Spatial annotation entries
--- START ---
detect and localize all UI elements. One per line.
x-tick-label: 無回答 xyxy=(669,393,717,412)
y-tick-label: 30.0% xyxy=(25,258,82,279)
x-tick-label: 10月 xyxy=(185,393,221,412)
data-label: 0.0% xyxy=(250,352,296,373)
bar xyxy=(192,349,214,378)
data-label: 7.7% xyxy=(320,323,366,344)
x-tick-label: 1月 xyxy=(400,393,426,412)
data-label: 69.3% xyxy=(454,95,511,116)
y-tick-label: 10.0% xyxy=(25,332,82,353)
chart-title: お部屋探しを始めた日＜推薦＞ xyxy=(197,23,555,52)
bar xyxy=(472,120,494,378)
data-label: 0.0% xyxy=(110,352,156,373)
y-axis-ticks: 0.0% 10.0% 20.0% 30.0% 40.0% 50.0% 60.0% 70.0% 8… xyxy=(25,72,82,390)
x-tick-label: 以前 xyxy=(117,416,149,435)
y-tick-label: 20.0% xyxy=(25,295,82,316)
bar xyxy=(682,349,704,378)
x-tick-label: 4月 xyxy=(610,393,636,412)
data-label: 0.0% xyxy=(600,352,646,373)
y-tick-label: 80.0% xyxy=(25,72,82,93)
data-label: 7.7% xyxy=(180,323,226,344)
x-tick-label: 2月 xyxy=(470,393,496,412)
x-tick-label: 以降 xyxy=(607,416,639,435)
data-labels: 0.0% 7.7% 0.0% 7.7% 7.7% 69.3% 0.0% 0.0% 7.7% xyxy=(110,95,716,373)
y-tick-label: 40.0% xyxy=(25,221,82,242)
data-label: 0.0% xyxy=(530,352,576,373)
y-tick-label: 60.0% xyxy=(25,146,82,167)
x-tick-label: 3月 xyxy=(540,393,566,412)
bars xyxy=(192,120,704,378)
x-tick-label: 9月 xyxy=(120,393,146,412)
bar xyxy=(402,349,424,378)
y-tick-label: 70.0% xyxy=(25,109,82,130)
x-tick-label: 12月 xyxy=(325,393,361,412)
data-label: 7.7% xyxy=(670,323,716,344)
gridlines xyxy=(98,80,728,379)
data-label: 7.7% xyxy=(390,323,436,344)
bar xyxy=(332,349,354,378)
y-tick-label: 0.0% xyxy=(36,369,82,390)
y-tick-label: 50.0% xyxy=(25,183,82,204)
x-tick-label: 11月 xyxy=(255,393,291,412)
--- END ---
▶ **WRITTEN PROBLEM**
Copy out each line of the records above word for word.

▶ **PROBLEM SOLUTION**
detect and localize all UI elements. One per line.
x-tick-label: 無回答 xyxy=(669,393,717,412)
y-tick-label: 30.0% xyxy=(25,258,82,279)
x-tick-label: 10月 xyxy=(185,393,221,412)
data-label: 0.0% xyxy=(250,352,296,373)
bar xyxy=(192,349,214,378)
data-label: 7.7% xyxy=(320,323,366,344)
x-tick-label: 1月 xyxy=(400,393,426,412)
data-label: 69.3% xyxy=(454,95,511,116)
y-tick-label: 10.0% xyxy=(25,332,82,353)
chart-title: お部屋探しを始めた日＜推薦＞ xyxy=(197,23,555,52)
bar xyxy=(472,120,494,378)
data-label: 0.0% xyxy=(110,352,156,373)
y-axis-ticks: 0.0% 10.0% 20.0% 30.0% 40.0% 50.0% 60.0% 70.0% 8… xyxy=(25,72,82,390)
x-tick-label: 以前 xyxy=(117,416,149,435)
y-tick-label: 20.0% xyxy=(25,295,82,316)
bar xyxy=(682,349,704,378)
x-tick-label: 4月 xyxy=(610,393,636,412)
data-label: 0.0% xyxy=(600,352,646,373)
y-tick-label: 80.0% xyxy=(25,72,82,93)
data-label: 7.7% xyxy=(180,323,226,344)
x-tick-label: 2月 xyxy=(470,393,496,412)
x-tick-label: 以降 xyxy=(607,416,639,435)
data-labels: 0.0% 7.7% 0.0% 7.7% 7.7% 69.3% 0.0% 0.0% 7.7% xyxy=(110,95,716,373)
y-tick-label: 40.0% xyxy=(25,221,82,242)
data-label: 0.0% xyxy=(530,352,576,373)
y-tick-label: 60.0% xyxy=(25,146,82,167)
x-tick-label: 3月 xyxy=(540,393,566,412)
bars xyxy=(192,120,704,378)
x-tick-label: 9月 xyxy=(120,393,146,412)
bar xyxy=(402,349,424,378)
y-tick-label: 70.0% xyxy=(25,109,82,130)
x-tick-label: 12月 xyxy=(325,393,361,412)
data-label: 7.7% xyxy=(670,323,716,344)
gridlines xyxy=(98,80,728,379)
data-label: 7.7% xyxy=(390,323,436,344)
bar xyxy=(332,349,354,378)
y-tick-label: 0.0% xyxy=(36,369,82,390)
y-tick-label: 50.0% xyxy=(25,183,82,204)
x-tick-label: 11月 xyxy=(255,393,291,412)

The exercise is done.